* Material for this exercise *
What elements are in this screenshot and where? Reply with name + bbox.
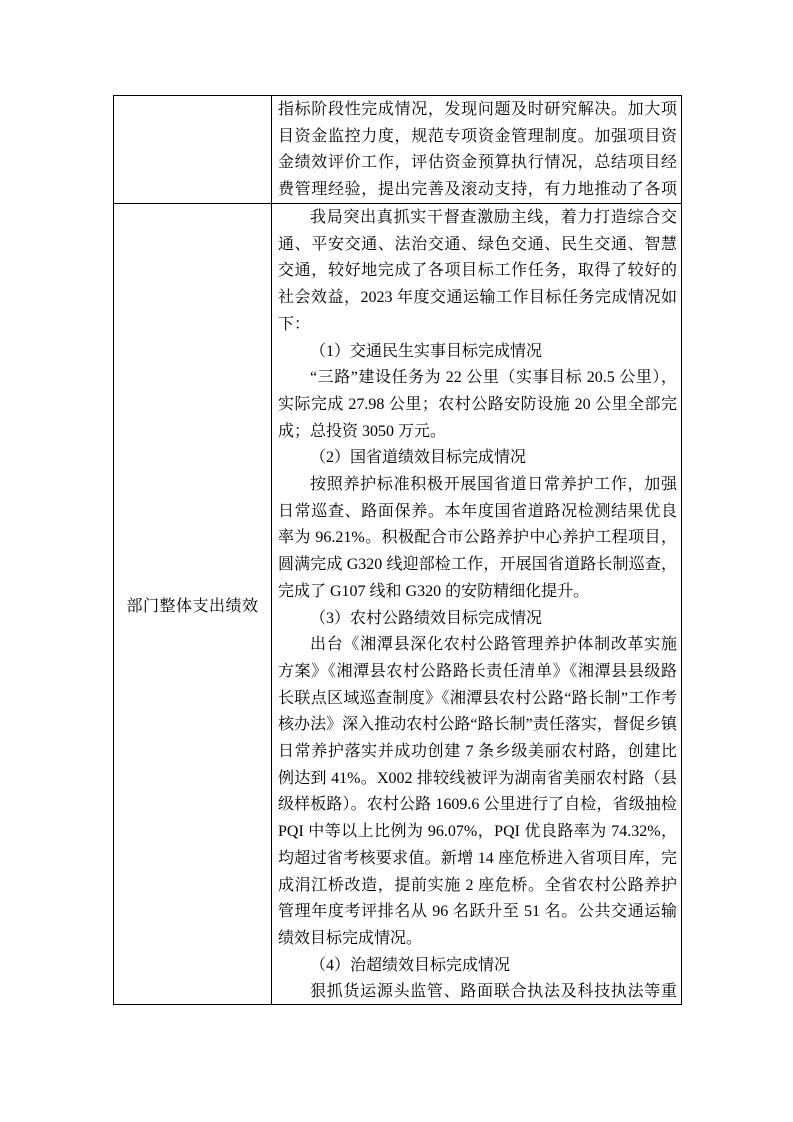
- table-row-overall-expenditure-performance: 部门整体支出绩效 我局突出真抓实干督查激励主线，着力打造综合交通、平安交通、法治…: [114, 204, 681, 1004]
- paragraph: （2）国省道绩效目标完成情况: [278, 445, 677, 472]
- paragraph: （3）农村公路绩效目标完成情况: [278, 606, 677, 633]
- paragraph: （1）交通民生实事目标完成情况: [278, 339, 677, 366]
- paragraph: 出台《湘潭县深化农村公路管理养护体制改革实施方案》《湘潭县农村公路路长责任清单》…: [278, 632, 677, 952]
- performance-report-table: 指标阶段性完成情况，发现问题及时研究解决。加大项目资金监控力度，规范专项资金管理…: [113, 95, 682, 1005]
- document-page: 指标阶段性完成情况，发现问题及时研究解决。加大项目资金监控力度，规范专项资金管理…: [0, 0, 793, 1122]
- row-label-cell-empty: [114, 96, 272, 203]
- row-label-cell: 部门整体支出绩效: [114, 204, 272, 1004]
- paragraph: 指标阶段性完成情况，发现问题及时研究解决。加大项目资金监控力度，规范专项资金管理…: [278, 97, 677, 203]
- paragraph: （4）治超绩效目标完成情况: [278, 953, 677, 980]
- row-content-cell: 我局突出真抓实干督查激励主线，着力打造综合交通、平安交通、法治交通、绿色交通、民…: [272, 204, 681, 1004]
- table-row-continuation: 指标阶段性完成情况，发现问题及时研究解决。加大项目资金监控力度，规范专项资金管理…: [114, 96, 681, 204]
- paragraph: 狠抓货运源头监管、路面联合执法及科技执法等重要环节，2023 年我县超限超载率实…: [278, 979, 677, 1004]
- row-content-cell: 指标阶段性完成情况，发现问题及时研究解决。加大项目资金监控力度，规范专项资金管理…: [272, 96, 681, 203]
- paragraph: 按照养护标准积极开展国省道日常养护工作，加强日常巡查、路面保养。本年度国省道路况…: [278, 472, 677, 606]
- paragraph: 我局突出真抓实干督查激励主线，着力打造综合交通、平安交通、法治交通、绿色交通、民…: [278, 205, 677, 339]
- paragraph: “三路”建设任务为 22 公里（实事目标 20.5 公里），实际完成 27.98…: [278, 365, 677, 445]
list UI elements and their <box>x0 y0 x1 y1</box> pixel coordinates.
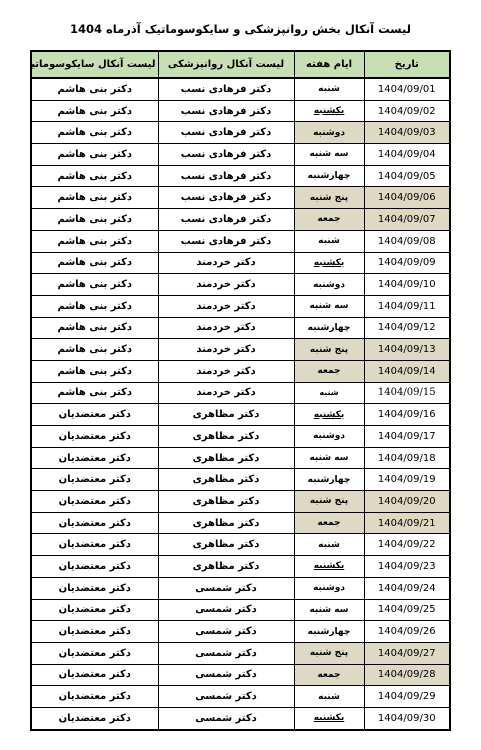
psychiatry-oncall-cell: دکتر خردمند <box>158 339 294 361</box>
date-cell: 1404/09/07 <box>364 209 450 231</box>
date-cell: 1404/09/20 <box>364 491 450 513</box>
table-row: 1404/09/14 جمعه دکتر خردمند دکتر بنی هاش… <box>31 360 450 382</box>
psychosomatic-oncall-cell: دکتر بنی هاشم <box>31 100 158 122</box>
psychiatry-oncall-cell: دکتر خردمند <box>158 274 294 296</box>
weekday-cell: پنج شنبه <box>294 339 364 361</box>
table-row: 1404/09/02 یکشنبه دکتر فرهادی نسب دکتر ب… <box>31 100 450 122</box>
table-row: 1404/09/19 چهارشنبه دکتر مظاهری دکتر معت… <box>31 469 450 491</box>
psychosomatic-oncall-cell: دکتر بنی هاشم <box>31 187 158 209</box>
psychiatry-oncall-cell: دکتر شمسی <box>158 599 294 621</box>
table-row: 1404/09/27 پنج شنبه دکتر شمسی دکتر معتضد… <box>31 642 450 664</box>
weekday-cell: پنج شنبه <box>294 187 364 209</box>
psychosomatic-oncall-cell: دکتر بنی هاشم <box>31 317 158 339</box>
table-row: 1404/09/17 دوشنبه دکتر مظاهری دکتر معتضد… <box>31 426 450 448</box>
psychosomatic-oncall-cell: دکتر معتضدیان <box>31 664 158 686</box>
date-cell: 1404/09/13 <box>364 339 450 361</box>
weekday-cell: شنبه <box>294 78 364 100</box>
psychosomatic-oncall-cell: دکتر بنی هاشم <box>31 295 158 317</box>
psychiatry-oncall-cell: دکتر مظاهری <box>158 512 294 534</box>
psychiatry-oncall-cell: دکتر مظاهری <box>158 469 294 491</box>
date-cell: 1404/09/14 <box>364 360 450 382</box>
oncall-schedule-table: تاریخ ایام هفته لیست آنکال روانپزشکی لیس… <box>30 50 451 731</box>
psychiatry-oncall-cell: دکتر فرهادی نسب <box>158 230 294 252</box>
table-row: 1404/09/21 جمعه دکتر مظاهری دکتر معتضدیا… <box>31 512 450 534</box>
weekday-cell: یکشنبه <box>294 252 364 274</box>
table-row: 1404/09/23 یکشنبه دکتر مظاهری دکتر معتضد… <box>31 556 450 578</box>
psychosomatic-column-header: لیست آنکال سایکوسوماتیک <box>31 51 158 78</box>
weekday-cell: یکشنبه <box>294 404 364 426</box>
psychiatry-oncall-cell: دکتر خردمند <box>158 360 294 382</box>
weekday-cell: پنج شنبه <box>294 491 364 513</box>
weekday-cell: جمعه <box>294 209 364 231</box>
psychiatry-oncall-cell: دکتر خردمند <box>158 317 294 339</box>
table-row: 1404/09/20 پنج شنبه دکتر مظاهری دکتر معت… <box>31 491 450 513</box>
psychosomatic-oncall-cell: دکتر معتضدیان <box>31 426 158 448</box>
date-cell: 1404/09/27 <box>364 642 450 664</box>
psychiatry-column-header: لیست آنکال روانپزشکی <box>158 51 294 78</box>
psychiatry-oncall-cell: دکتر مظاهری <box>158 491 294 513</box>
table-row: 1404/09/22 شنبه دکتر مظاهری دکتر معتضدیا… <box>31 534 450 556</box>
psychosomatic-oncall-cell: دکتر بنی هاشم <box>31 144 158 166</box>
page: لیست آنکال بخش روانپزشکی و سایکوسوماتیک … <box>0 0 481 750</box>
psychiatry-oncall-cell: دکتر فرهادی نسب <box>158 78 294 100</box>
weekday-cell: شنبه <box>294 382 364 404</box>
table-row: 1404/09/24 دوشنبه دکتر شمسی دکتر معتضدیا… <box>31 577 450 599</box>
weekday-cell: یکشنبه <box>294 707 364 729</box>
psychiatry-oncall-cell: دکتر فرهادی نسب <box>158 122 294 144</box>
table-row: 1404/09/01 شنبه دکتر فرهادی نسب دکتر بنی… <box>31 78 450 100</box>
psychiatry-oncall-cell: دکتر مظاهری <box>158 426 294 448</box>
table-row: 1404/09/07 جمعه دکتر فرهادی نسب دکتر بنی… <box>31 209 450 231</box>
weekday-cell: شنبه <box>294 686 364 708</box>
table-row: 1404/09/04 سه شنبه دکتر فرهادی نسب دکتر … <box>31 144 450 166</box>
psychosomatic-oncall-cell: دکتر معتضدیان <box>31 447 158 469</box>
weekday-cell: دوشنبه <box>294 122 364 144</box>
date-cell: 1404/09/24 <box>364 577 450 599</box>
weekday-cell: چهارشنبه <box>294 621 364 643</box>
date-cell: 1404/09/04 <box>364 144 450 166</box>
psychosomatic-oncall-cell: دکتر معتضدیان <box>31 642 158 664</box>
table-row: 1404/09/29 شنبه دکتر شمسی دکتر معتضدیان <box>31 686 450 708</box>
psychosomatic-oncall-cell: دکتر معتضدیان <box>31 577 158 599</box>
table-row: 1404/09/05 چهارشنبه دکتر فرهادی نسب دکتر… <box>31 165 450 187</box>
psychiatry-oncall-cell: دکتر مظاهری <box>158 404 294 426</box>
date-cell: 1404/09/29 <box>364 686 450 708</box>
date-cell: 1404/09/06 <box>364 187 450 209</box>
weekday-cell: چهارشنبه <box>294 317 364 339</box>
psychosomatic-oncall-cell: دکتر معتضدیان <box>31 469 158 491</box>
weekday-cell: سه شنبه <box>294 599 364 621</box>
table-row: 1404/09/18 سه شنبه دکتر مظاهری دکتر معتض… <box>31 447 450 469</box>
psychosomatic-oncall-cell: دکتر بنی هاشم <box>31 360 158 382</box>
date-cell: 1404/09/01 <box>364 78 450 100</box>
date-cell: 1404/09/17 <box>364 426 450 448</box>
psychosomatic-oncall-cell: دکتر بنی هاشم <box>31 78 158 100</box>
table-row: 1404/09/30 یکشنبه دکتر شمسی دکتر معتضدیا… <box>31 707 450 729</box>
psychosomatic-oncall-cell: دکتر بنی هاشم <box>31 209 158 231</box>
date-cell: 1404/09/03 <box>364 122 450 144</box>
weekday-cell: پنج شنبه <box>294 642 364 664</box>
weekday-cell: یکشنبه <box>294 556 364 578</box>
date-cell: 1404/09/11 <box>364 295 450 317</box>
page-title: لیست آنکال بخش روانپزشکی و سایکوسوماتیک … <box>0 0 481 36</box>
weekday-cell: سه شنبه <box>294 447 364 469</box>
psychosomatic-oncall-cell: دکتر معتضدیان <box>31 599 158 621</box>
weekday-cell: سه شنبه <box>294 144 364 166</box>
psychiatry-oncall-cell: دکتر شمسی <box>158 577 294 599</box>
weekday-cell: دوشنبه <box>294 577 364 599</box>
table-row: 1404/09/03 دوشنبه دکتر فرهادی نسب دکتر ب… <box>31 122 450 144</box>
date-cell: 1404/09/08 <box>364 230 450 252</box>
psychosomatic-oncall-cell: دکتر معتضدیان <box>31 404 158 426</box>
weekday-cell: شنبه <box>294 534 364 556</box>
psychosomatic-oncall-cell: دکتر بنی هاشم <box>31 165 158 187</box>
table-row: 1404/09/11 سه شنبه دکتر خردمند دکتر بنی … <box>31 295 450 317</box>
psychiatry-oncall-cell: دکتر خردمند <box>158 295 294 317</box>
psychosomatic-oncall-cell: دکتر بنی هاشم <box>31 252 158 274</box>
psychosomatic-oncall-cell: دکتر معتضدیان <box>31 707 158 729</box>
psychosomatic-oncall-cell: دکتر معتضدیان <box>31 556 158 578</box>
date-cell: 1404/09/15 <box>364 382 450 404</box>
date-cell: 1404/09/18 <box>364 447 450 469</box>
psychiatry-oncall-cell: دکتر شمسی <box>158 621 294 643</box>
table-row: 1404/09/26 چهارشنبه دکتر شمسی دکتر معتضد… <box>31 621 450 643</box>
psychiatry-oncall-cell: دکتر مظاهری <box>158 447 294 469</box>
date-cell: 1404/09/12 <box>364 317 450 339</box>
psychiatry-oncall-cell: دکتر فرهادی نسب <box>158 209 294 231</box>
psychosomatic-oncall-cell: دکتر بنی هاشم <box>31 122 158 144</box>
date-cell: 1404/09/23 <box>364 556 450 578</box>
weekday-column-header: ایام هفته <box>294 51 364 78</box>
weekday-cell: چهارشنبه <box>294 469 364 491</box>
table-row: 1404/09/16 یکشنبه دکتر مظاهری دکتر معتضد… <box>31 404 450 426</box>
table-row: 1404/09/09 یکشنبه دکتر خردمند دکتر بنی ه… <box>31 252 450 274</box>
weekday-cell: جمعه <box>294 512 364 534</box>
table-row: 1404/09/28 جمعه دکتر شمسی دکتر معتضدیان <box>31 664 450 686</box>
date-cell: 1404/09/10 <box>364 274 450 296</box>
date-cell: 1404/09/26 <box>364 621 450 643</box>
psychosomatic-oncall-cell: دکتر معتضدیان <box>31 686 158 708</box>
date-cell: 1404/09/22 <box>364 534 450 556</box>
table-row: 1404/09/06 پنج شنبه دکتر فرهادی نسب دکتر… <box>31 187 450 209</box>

* Aim *
Starting at the beginning of the rows above and ending at the line that contains "list UI elements", put each line into a Markdown table with the columns Number and Line. Skip blank lines and leave the pictures out.

* Result for this task *
| Number | Line |
|---|---|
| 1 | What elements are in this screenshot and where? Reply with name + bbox. |
| 2 | - table-row-overall-expenditure-performance: 部门整体支出绩效 我局突出真抓实干督查激励主线，着力打造综合交通、平安交通、法治…: [114, 204, 681, 1004] |
| 3 | - paragraph: （2）国省道绩效目标完成情况: [278, 445, 677, 472] |
| 4 | - paragraph: （3）农村公路绩效目标完成情况: [278, 606, 677, 633] |
| 5 | - paragraph: （1）交通民生实事目标完成情况: [278, 339, 677, 366] |
| 6 | - paragraph: 出台《湘潭县深化农村公路管理养护体制改革实施方案》《湘潭县农村公路路长责任清单》…: [278, 632, 677, 952] |
| 7 | - performance-report-table: 指标阶段性完成情况，发现问题及时研究解决。加大项目资金监控力度，规范专项资金管理…: [113, 95, 682, 1005] |
| 8 | - document-page: 指标阶段性完成情况，发现问题及时研究解决。加大项目资金监控力度，规范专项资金管理…: [0, 0, 793, 1122] |
| 9 | - row-label-cell-empty: [114, 96, 272, 203] |
| 10 | - row-label-cell: 部门整体支出绩效: [114, 204, 272, 1004] |
| 11 | - paragraph: 指标阶段性完成情况，发现问题及时研究解决。加大项目资金监控力度，规范专项资金管理…: [278, 97, 677, 203] |
| 12 | - paragraph: （4）治超绩效目标完成情况: [278, 953, 677, 980] |
| 13 | - row-content-cell: 我局突出真抓实干督查激励主线，着力打造综合交通、平安交通、法治交通、绿色交通、民…: [272, 204, 681, 1004] |
| 14 | - table-row-continuation: 指标阶段性完成情况，发现问题及时研究解决。加大项目资金监控力度，规范专项资金管理…: [114, 96, 681, 204] |
| 15 | - paragraph: 狠抓货运源头监管、路面联合执法及科技执法等重要环节，2023 年我县超限超载率实…: [278, 979, 677, 1004] |
| 16 | - row-content-cell: 指标阶段性完成情况，发现问题及时研究解决。加大项目资金监控力度，规范专项资金管理…: [272, 96, 681, 203] |
| 17 | - paragraph: 按照养护标准积极开展国省道日常养护工作，加强日常巡查、路面保养。本年度国省道路况…: [278, 472, 677, 606] |
| 18 | - paragraph: 我局突出真抓实干督查激励主线，着力打造综合交通、平安交通、法治交通、绿色交通、民…: [278, 205, 677, 339] |
| 19 | - paragraph: “三路”建设任务为 22 公里（实事目标 20.5 公里），实际完成 27.98…: [278, 365, 677, 445] |
| 20 | list UI elements and their <box>x0 y0 x1 y1</box> pixel coordinates. |